### WHAT THE TASK REQUIRES
Write the records out again exactly, leaving no images in.

--------------------

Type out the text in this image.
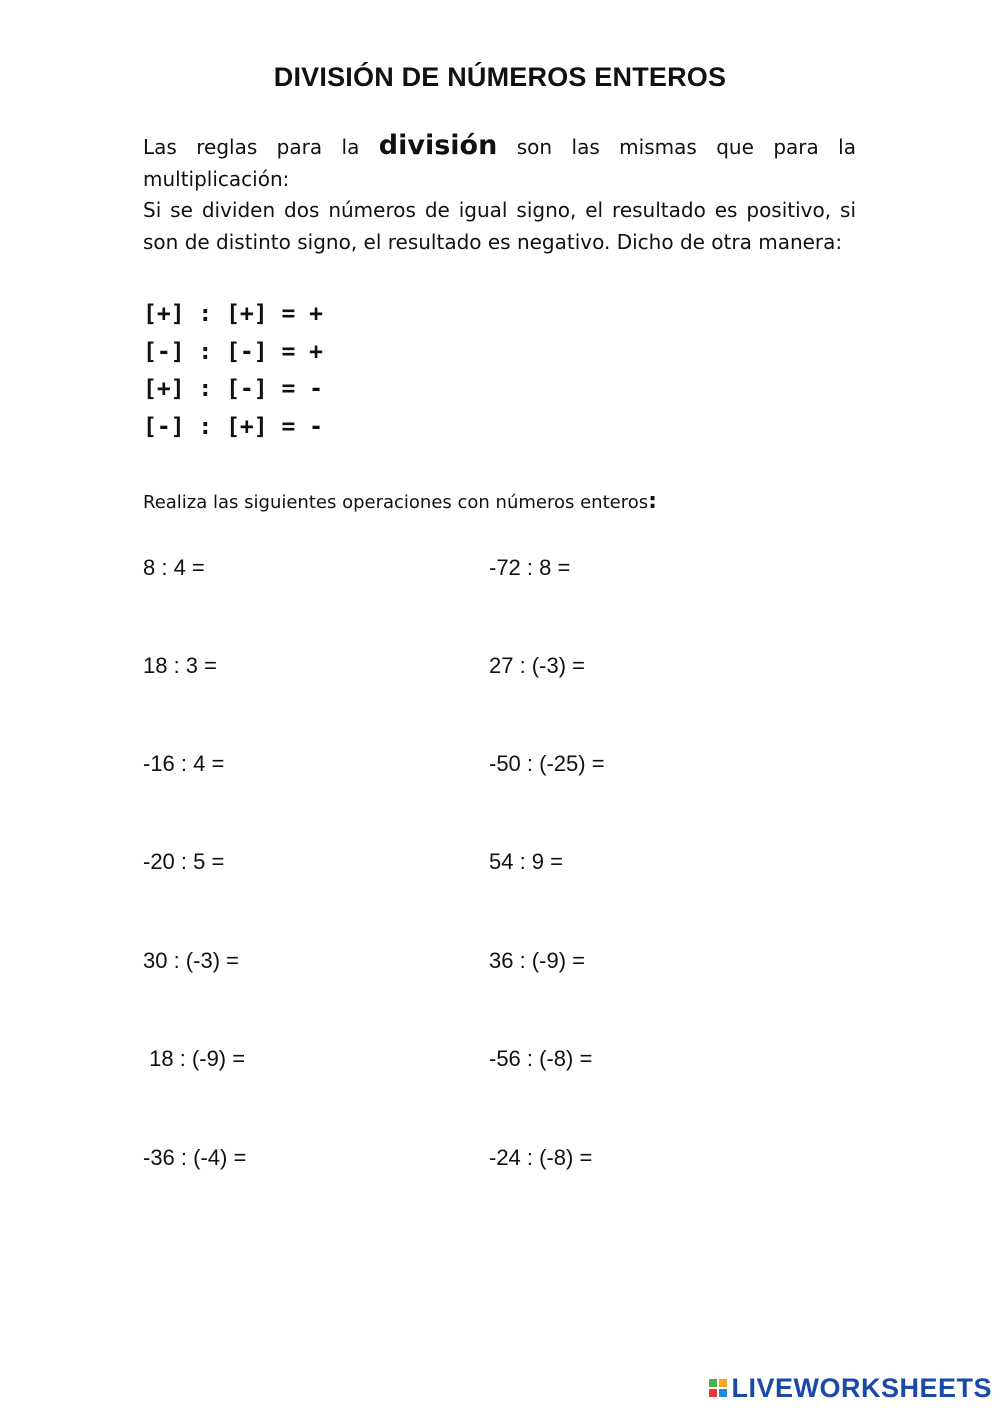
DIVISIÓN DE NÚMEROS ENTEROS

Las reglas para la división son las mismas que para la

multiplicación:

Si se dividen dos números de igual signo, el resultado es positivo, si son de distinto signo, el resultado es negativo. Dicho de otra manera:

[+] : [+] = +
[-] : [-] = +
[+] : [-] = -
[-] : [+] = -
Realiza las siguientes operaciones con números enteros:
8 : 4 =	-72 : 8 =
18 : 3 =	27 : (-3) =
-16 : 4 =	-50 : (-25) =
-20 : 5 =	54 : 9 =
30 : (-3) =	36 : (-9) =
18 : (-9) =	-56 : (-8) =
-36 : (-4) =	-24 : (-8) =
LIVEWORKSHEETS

--------------------

### THE REPLY
Type out the text in this image.
DIVISIÓN DE NÚMEROS ENTEROS

Las reglas para la división son las mismas que para la

multiplicación:

Si se dividen dos números de igual signo, el resultado es positivo, si son de distinto signo, el resultado es negativo. Dicho de otra manera:

[+] : [+] = +
[-] : [-] = +
[+] : [-] = -
[-] : [+] = -
Realiza las siguientes operaciones con números enteros:
8 : 4 =	-72 : 8 =
18 : 3 =	27 : (-3) =
-16 : 4 =	-50 : (-25) =
-20 : 5 =	54 : 9 =
30 : (-3) =	36 : (-9) =
18 : (-9) =	-56 : (-8) =
-36 : (-4) =	-24 : (-8) =
LIVEWORKSHEETS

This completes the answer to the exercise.